__What this task involves__. Report, word for word, every line of the material that contains "text".

__Material shown__.
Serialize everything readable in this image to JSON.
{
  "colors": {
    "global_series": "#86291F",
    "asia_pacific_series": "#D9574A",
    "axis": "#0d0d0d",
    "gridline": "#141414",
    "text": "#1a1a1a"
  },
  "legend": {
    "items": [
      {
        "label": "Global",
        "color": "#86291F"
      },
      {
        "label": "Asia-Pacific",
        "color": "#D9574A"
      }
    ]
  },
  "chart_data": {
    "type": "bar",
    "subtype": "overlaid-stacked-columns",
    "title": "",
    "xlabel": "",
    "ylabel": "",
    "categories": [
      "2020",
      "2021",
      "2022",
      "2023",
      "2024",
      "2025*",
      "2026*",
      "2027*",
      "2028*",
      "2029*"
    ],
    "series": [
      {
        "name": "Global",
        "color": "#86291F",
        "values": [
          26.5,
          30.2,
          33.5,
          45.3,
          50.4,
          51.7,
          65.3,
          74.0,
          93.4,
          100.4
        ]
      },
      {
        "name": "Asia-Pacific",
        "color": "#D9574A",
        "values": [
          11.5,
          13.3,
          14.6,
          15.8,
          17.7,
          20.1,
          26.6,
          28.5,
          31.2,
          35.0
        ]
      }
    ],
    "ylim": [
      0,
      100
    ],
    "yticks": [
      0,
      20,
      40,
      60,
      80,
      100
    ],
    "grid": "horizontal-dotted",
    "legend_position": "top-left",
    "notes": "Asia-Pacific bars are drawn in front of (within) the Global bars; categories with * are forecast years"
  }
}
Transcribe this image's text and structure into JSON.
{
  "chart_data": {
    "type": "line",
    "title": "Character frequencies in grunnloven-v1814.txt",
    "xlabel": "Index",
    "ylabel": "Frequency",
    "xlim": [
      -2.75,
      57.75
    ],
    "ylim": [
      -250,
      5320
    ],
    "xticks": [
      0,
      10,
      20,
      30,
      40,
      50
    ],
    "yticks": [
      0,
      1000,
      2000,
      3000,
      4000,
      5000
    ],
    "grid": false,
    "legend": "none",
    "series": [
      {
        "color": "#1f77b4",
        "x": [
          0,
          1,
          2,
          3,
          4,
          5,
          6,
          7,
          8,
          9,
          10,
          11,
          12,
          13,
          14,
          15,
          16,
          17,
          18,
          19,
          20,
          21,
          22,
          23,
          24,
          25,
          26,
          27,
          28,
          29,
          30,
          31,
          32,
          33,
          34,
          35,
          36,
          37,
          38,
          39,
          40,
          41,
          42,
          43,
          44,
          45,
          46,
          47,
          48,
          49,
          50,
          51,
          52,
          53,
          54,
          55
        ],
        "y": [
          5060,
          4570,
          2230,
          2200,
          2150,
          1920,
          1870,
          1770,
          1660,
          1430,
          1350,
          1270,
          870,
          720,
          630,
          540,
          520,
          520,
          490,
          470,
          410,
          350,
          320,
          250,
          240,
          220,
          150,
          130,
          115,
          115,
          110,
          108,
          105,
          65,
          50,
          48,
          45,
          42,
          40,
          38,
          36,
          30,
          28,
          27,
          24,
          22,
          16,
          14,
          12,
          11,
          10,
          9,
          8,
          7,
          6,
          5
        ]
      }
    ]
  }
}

__Exercise answer__.
    "text": "#1a1a1a"
Transcribe this image's text and structure into JSON.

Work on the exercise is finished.